Begin STORED RECORDS

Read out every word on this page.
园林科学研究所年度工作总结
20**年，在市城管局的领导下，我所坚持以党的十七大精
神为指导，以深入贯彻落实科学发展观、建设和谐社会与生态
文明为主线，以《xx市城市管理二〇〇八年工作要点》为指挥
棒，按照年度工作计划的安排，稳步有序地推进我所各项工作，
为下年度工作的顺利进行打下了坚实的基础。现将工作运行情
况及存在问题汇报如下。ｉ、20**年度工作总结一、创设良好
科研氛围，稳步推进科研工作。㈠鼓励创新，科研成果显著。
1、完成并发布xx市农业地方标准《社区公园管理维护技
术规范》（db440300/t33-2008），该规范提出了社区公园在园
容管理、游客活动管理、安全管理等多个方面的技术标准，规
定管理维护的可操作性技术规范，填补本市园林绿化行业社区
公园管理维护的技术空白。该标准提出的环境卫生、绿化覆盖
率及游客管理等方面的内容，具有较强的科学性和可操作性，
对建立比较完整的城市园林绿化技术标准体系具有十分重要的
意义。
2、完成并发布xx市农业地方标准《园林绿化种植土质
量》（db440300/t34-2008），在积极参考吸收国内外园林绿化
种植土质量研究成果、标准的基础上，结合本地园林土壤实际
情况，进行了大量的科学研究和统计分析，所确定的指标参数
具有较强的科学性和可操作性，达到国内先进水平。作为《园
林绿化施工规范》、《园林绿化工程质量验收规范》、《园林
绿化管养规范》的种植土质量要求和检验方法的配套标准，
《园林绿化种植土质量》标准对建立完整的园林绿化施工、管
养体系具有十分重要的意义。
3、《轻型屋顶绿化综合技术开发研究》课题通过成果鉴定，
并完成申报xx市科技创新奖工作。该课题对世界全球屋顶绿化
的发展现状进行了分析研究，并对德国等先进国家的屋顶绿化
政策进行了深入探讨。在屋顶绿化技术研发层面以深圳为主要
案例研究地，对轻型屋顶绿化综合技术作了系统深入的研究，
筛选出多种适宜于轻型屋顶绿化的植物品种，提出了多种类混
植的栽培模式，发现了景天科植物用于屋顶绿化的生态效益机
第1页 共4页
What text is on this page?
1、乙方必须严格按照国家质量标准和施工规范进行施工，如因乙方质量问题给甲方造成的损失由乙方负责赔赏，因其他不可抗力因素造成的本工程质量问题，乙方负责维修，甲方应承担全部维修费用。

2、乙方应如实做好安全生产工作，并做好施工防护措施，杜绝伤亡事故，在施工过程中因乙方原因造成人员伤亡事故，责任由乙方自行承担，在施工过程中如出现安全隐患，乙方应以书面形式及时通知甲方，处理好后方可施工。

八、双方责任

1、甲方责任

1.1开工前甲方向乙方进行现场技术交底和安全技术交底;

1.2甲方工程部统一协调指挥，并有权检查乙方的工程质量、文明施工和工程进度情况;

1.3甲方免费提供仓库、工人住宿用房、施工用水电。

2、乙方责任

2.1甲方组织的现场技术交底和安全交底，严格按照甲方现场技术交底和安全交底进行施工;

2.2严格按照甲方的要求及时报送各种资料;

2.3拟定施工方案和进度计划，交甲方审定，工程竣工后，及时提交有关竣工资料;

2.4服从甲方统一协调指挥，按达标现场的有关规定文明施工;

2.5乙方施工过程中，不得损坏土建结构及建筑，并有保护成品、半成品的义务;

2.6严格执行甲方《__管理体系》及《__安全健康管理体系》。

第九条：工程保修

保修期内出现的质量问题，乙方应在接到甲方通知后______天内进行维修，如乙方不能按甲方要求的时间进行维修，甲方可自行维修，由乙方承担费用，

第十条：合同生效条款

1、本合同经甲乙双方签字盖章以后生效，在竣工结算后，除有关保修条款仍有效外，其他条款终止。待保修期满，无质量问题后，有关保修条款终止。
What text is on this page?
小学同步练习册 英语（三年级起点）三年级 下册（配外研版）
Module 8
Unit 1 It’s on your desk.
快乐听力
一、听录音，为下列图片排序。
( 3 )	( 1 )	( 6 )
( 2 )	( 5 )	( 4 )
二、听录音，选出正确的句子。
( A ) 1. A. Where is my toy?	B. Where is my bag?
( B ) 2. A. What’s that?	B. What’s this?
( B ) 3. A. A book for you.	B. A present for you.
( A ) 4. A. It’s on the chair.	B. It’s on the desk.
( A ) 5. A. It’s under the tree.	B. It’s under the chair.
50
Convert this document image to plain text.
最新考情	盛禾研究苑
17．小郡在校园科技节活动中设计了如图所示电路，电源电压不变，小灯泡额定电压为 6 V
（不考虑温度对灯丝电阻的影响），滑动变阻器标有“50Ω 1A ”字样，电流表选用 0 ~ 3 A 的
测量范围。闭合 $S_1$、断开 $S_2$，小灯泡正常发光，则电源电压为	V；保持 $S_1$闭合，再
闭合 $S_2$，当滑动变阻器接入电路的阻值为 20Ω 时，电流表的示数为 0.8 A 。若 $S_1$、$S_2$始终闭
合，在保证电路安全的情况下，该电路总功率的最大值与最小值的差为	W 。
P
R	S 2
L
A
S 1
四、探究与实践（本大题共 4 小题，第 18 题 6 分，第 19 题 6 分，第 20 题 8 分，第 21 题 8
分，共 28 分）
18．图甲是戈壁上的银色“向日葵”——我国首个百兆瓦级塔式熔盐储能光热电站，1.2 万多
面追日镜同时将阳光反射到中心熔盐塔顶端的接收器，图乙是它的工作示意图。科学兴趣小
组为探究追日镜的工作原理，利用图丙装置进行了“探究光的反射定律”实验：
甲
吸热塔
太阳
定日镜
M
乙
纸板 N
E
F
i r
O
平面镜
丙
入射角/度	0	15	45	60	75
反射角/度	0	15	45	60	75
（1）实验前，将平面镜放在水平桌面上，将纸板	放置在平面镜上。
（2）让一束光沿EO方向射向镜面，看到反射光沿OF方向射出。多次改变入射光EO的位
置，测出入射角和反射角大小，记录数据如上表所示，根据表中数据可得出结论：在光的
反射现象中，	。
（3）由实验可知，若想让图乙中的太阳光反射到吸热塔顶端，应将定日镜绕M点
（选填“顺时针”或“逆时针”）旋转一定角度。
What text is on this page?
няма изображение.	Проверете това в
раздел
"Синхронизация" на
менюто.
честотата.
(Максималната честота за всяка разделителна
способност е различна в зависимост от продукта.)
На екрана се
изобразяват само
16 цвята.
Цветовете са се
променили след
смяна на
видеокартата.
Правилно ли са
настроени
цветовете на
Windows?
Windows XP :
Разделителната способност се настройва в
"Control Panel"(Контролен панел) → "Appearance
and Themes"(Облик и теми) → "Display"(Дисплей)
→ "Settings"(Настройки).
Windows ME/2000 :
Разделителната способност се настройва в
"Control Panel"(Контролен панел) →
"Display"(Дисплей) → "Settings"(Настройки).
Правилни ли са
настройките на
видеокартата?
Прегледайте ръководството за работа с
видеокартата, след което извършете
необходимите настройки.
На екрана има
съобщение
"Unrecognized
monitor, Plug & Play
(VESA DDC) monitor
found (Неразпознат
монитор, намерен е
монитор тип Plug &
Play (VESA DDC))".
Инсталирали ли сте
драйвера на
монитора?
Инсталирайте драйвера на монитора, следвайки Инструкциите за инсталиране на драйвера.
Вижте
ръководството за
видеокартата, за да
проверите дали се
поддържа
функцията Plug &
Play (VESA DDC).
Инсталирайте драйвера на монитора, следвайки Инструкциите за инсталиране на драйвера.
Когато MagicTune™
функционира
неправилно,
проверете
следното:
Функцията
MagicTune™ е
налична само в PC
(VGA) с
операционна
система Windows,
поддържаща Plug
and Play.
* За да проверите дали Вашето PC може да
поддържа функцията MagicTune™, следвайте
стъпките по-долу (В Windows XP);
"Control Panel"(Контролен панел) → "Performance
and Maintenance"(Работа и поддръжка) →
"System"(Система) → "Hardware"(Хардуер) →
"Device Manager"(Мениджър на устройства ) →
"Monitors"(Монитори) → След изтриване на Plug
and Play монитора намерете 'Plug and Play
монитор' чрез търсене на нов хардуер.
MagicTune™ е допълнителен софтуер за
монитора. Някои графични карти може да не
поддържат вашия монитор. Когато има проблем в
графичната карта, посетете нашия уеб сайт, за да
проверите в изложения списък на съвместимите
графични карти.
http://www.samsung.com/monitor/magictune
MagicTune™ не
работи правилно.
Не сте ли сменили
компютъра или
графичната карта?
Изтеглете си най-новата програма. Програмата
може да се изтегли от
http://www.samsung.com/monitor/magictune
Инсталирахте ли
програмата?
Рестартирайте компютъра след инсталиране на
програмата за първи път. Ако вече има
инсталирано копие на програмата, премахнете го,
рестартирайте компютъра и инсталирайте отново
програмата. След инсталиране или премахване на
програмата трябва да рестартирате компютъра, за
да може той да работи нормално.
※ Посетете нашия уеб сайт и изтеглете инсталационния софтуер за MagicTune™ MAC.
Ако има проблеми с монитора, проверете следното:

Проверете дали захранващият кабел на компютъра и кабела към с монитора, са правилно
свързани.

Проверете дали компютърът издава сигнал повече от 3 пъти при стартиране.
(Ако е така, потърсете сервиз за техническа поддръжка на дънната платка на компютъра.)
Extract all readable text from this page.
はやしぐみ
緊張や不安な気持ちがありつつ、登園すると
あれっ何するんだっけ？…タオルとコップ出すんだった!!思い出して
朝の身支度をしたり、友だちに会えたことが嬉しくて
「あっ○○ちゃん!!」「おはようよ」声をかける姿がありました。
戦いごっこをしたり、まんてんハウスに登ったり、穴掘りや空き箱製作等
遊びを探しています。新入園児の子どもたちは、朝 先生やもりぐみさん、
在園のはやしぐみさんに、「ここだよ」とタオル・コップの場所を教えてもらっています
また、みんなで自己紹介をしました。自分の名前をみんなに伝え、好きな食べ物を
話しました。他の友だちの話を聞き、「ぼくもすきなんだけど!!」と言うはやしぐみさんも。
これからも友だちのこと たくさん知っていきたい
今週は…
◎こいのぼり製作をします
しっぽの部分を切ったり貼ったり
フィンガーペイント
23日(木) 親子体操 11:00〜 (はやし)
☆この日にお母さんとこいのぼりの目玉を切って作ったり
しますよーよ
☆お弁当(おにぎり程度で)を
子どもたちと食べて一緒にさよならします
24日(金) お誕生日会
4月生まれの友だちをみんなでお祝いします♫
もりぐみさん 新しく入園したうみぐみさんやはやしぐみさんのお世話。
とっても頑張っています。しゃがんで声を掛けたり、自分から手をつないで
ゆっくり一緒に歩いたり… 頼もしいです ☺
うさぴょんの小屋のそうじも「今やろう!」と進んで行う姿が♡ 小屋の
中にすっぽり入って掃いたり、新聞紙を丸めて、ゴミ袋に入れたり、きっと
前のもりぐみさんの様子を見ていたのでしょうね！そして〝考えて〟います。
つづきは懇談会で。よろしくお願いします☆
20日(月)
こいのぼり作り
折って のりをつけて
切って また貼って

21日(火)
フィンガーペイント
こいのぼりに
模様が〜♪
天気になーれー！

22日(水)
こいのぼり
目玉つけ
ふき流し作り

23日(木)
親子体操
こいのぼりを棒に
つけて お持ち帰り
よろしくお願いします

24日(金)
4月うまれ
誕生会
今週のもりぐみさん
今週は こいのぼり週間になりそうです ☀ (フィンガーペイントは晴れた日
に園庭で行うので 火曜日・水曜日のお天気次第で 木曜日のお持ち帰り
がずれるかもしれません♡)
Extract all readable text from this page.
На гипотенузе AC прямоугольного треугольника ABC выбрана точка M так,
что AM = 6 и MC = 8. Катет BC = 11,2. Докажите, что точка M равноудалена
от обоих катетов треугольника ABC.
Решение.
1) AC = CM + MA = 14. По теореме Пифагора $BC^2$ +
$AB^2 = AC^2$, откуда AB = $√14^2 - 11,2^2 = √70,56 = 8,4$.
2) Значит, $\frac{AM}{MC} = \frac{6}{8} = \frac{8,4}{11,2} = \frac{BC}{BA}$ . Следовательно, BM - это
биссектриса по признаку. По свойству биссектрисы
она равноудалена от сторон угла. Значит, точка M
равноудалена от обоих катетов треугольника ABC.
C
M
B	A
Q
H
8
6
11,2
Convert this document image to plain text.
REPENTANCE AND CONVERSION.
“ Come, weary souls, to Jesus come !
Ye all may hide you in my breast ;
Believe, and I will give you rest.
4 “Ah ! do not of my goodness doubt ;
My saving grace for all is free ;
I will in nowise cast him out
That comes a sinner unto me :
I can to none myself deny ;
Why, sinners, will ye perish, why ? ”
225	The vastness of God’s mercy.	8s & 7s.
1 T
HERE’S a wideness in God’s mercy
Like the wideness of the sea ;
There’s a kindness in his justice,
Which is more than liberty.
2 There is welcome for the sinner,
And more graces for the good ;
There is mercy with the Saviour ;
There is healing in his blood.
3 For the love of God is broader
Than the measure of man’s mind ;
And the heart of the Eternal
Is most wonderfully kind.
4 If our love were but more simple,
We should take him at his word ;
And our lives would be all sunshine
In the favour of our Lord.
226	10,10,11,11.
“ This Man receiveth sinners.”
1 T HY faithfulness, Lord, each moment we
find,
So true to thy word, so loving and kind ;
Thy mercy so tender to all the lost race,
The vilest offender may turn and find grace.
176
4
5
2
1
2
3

End STORED RECORDS

PROMPT: Give only the number of lines above that hold the string "more".

RIGHT ANSWER: 3